▸ Required work:
Below are records; count the lines that contain "help" and give only the total.

▸ Provided records:
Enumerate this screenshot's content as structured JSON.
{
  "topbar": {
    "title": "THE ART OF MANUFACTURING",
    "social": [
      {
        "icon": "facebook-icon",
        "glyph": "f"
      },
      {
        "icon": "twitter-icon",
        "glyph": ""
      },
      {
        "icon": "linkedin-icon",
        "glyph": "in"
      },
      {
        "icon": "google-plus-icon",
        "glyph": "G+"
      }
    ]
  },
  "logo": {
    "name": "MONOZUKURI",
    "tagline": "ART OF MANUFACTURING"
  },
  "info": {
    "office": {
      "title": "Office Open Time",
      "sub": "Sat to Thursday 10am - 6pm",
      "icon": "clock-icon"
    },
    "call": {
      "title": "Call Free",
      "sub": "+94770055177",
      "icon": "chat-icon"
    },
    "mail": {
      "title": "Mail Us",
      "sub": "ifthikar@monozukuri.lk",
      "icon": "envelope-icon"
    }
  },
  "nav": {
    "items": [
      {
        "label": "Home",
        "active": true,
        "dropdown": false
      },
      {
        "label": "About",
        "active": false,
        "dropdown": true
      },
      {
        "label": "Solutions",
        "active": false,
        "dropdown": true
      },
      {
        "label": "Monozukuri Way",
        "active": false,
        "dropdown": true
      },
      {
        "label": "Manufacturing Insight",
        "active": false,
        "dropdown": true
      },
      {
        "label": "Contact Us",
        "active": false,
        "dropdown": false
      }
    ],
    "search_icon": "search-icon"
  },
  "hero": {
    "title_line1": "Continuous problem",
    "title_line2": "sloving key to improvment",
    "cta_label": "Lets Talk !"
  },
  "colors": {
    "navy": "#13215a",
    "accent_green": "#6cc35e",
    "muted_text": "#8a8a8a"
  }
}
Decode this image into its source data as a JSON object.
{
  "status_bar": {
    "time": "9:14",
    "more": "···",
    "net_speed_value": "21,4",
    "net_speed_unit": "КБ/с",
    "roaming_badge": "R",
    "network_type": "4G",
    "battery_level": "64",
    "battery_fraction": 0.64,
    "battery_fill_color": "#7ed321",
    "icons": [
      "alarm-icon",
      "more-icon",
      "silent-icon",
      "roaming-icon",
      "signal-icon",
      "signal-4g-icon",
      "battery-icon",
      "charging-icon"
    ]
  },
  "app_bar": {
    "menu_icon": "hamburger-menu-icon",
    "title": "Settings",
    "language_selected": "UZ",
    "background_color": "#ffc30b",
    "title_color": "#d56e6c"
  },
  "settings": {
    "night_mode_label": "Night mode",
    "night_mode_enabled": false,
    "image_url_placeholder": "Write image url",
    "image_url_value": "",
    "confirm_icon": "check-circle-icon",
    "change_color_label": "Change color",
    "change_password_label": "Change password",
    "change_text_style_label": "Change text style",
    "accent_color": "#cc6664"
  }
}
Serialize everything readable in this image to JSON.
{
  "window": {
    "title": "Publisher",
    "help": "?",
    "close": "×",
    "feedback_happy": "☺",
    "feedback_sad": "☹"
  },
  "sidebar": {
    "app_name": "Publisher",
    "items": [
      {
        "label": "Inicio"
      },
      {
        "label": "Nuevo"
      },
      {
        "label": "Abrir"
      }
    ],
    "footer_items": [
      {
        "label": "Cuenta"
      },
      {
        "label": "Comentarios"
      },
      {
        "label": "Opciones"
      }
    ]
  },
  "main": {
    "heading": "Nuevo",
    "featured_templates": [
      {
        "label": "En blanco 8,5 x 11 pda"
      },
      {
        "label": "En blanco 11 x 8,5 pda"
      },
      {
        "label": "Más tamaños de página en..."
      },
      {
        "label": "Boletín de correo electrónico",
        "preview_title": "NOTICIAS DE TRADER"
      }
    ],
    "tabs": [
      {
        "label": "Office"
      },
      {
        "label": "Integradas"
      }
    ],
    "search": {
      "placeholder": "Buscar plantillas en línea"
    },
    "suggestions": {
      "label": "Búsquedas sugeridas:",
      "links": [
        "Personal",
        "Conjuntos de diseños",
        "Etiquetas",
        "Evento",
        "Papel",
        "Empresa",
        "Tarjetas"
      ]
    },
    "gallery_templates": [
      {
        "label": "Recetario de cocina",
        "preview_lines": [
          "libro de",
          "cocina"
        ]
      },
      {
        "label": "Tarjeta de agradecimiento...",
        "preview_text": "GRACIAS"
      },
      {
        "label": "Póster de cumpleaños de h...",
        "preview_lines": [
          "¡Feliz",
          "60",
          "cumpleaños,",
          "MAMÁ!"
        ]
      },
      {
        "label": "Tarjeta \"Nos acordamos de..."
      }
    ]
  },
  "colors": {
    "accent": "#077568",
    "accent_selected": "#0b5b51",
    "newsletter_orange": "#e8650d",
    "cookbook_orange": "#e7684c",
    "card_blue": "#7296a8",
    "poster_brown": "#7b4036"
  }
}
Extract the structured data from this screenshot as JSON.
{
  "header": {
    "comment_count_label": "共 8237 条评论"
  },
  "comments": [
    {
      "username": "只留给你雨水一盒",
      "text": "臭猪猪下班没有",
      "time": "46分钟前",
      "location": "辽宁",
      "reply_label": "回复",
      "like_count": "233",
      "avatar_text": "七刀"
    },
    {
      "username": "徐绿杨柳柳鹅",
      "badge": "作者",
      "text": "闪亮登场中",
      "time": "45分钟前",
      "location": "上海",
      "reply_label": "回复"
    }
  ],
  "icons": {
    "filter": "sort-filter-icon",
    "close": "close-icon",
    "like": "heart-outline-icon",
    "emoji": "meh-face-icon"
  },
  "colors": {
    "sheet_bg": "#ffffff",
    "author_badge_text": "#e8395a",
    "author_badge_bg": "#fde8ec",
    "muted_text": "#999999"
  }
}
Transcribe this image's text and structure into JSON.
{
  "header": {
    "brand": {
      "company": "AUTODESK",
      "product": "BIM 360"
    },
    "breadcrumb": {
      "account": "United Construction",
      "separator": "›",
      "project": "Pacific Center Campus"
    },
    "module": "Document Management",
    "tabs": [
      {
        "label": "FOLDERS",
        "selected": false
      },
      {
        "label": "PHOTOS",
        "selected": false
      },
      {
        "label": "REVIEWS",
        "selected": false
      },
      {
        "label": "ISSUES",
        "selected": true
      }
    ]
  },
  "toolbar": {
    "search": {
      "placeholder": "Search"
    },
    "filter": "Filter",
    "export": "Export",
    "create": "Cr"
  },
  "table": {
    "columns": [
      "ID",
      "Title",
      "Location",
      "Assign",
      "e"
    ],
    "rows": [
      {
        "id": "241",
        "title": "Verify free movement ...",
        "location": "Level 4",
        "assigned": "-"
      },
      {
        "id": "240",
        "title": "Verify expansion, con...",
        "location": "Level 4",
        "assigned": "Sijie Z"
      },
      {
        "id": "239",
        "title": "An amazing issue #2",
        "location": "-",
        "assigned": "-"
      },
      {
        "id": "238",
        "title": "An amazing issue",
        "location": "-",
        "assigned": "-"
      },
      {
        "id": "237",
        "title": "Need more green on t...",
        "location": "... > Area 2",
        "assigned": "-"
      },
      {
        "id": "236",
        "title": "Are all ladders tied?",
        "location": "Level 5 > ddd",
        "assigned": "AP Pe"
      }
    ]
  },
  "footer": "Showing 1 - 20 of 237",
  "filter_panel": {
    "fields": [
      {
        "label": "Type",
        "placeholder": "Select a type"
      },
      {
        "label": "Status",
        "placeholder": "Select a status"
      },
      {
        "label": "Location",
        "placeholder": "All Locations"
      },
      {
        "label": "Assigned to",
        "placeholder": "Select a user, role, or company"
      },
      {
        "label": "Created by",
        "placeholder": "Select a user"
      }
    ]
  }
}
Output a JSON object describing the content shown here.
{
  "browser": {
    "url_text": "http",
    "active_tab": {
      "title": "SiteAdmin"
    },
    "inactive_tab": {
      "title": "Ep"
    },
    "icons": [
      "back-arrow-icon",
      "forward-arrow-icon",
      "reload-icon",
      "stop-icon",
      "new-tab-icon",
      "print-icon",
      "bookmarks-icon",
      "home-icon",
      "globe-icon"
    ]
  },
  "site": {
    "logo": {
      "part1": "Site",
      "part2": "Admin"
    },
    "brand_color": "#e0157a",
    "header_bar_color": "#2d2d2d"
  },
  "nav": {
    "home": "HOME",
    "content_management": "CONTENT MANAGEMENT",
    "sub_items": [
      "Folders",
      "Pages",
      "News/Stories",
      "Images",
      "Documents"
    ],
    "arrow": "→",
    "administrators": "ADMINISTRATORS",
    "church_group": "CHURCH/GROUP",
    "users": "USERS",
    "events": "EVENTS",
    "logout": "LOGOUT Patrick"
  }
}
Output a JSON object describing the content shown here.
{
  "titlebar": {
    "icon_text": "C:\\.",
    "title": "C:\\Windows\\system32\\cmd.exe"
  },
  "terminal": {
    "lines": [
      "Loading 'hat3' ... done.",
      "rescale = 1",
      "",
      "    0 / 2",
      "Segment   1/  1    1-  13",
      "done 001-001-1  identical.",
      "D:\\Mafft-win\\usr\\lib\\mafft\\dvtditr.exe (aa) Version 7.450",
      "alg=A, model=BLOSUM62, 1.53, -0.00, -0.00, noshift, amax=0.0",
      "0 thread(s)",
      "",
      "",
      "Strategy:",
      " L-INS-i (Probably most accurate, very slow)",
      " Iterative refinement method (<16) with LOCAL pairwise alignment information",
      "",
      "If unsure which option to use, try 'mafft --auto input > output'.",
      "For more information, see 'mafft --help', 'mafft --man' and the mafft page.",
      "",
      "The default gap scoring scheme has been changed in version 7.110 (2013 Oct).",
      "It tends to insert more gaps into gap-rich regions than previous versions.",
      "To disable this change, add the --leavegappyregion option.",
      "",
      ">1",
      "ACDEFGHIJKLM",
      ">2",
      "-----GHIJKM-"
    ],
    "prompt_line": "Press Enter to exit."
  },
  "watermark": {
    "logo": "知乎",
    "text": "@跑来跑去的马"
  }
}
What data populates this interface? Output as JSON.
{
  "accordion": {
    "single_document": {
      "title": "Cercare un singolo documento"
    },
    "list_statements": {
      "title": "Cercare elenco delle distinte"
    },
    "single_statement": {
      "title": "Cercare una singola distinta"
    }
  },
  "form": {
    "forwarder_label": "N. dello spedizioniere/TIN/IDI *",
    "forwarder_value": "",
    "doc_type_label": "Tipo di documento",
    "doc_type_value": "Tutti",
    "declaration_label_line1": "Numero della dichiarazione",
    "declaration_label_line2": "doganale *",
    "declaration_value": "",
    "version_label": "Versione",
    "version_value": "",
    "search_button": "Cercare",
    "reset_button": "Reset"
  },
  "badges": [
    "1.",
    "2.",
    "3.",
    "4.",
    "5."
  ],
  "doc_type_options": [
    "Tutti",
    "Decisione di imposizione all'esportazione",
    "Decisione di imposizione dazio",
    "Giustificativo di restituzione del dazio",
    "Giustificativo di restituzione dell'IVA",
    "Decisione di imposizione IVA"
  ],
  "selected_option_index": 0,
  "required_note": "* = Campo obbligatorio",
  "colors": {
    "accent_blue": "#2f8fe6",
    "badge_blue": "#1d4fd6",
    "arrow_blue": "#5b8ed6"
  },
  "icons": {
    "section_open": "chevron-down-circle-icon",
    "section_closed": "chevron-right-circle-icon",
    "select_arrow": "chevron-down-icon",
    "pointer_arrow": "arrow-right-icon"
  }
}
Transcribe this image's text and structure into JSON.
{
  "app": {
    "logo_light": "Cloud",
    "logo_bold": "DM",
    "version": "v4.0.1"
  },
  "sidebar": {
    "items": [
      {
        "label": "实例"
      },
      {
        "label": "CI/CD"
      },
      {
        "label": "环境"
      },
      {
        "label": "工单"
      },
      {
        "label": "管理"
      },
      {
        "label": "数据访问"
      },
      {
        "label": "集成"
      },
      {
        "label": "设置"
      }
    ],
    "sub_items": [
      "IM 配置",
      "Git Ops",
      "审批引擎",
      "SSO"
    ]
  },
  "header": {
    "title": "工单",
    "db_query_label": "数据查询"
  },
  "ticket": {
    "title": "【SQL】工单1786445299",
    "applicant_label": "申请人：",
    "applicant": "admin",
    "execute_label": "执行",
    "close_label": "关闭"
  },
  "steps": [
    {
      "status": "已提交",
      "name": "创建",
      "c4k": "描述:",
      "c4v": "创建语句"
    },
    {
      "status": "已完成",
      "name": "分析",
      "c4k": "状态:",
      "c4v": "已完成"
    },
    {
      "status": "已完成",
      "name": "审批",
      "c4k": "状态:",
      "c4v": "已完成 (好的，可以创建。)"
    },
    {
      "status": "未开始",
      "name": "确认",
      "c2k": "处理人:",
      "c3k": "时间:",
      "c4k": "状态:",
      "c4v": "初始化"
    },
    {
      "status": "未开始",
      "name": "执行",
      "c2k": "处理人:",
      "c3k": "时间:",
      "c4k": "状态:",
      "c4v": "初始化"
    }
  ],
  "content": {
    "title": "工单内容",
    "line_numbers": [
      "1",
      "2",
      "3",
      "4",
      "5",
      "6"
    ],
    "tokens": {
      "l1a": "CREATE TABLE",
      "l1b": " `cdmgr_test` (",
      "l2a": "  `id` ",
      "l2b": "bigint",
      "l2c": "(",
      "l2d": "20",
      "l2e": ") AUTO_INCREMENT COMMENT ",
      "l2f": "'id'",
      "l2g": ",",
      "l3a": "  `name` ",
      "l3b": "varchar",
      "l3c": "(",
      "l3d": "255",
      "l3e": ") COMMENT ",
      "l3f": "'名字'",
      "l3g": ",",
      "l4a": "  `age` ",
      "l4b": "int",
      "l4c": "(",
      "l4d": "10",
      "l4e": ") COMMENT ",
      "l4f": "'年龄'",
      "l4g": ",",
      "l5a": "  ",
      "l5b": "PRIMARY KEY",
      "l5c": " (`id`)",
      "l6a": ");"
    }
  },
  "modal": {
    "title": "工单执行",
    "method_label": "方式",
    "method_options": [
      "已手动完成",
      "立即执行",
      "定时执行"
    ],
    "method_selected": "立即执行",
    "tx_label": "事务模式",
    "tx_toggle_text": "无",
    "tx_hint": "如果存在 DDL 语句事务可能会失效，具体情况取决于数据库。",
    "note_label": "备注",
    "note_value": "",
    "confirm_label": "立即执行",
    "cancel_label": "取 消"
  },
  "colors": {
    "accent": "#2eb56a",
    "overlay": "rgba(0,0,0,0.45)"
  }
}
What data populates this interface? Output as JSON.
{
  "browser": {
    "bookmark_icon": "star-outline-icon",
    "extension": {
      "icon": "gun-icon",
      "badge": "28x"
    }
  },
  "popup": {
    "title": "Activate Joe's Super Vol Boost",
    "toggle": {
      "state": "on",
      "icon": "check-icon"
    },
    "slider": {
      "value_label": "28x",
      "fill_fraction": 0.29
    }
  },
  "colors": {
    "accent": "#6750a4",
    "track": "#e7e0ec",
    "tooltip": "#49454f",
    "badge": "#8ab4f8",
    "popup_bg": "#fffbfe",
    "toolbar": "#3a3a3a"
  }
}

▸ Response:
2